# start of Listed entries

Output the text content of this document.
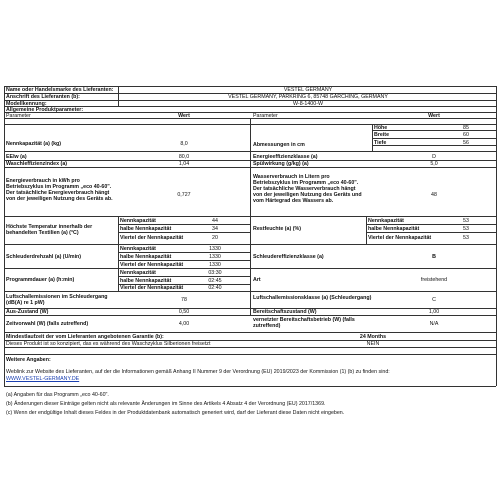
Name oder Handelsmarke des Lieferanten:	VESTEL GERMANY
Anschrift des Lieferanten (b):	VESTEL GERMANY, PARKRING 6, 85748 GARCHING, GERMANY
Modellkennung:	W-8-1400-W
Allgemeine Produktparameter:
Parameter	Wert	Parameter	Wert
Nennkapazität (a) (kg)	8,0
EEIw (a)	80,0
Waschleffizienzindex (a)	1,04
Energieverbrauch in kWh pro Betriebszyklus im Programm „eco 40-60". Der tatsächliche Energieverbrauch hängt von der jeweiligen Nutzung des Geräts ab.
0,727
Höchste Temperatur innerhalb der behandelten Textilien (a) (°C)
Nennkapazität	44
halbe Nennkapazität	34
Viertel der Nennkapazität	20
Schleuderdrehzahl (a) (U/min)
Nennkapazität	1330
halbe Nennkapazität	1330
Viertel der Nennkapazität	1330
Programmdauer (a) (h:min)
Nennkapazität	03:30
halbe Nennkapazität	02:45
Viertel der Nennkapazität	02:40
Luftschallemissionen im Schleudergang (dB(A) re 1 pW)	78
Aus-Zustand (W)	0,50
Zeitvorwahl (W) (falls zutreffend)	4,00
Abmessungen in cm
Höhe	85
Breite	60
Tiefe	56
Energieeffizienzklasse (a)	D
Spülwirkung (g/kg) (a)	5,0
Wasserverbrauch in Litern pro Betriebszyklus im Programm „eco 40-60". Der tatsächliche Wasserverbrauch hängt von der jeweiligen Nutzung des Geräts und vom Härtegrad des Wassers ab.
48
Restfeuchte (a) (%)
Nennkapazität	53
halbe Nennkapazität	53
Viertel der Nennkapazität	53
Schleudereffizienzklasse (a)	B
Art	freistehend
Luftschallemissionsklasse (a) (Schleudergang)	C
Bereitschaftszustand (W)	1,00
vernetzter Bereitschaftsbetrieb (W) (falls zutreffend)	N/A
Mindestlaufzeit der vom Lieferanten angebotenen Garantie (b):	24 Months
Dieses Produkt ist so konzipiert, das es während des Waschzyklus Silberionen freisetzt	NEIN
Weitere Angaben:
Weblink zur Website des Lieferanten, auf der die Informationen gemäß Anhang II Nummer 9 der Verordnung (EU) 2019/2023 der Kommission (1) (b) zu finden sind:
WWW.VESTEL-GERMANY.DE
(a) Angaben für das Programm „eco 40-60".
(b) Änderungen dieser Einträge gelten nicht als relevante Änderungen im Sinne des Artikels 4 Absatz 4 der Verordnung (EU) 2017/1369.
(c) Wenn der endgültige Inhalt dieses Feldes in der Produktdatenbank automatisch generiert wird, darf der Lieferant diese Daten nicht eingeben.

# end of Listed entries

(What you have to do) Leave the pictures out and write out every entry exactly as given.

(Output of the exercise)
Output the text content of this document.
Name oder Handelsmarke des Lieferanten:	VESTEL GERMANY
Anschrift des Lieferanten (b):	VESTEL GERMANY, PARKRING 6, 85748 GARCHING, GERMANY
Modellkennung:	W-8-1400-W
Allgemeine Produktparameter:
Parameter	Wert	Parameter	Wert
Nennkapazität (a) (kg)	8,0
EEIw (a)	80,0
Waschleffizienzindex (a)	1,04
Energieverbrauch in kWh pro Betriebszyklus im Programm „eco 40-60". Der tatsächliche Energieverbrauch hängt von der jeweiligen Nutzung des Geräts ab.
0,727
Höchste Temperatur innerhalb der behandelten Textilien (a) (°C)
Nennkapazität	44
halbe Nennkapazität	34
Viertel der Nennkapazität	20
Schleuderdrehzahl (a) (U/min)
Nennkapazität	1330
halbe Nennkapazität	1330
Viertel der Nennkapazität	1330
Programmdauer (a) (h:min)
Nennkapazität	03:30
halbe Nennkapazität	02:45
Viertel der Nennkapazität	02:40
Luftschallemissionen im Schleudergang (dB(A) re 1 pW)	78
Aus-Zustand (W)	0,50
Zeitvorwahl (W) (falls zutreffend)	4,00
Abmessungen in cm
Höhe	85
Breite	60
Tiefe	56
Energieeffizienzklasse (a)	D
Spülwirkung (g/kg) (a)	5,0
Wasserverbrauch in Litern pro Betriebszyklus im Programm „eco 40-60". Der tatsächliche Wasserverbrauch hängt von der jeweiligen Nutzung des Geräts und vom Härtegrad des Wassers ab.
48
Restfeuchte (a) (%)
Nennkapazität	53
halbe Nennkapazität	53
Viertel der Nennkapazität	53
Schleudereffizienzklasse (a)	B
Art	freistehend
Luftschallemissionsklasse (a) (Schleudergang)	C
Bereitschaftszustand (W)	1,00
vernetzter Bereitschaftsbetrieb (W) (falls zutreffend)	N/A
Mindestlaufzeit der vom Lieferanten angebotenen Garantie (b):	24 Months
Dieses Produkt ist so konzipiert, das es während des Waschzyklus Silberionen freisetzt	NEIN
Weitere Angaben:
Weblink zur Website des Lieferanten, auf der die Informationen gemäß Anhang II Nummer 9 der Verordnung (EU) 2019/2023 der Kommission (1) (b) zu finden sind:
WWW.VESTEL-GERMANY.DE
(a) Angaben für das Programm „eco 40-60".
(b) Änderungen dieser Einträge gelten nicht als relevante Änderungen im Sinne des Artikels 4 Absatz 4 der Verordnung (EU) 2017/1369.
(c) Wenn der endgültige Inhalt dieses Feldes in der Produktdatenbank automatisch generiert wird, darf der Lieferant diese Daten nicht eingeben.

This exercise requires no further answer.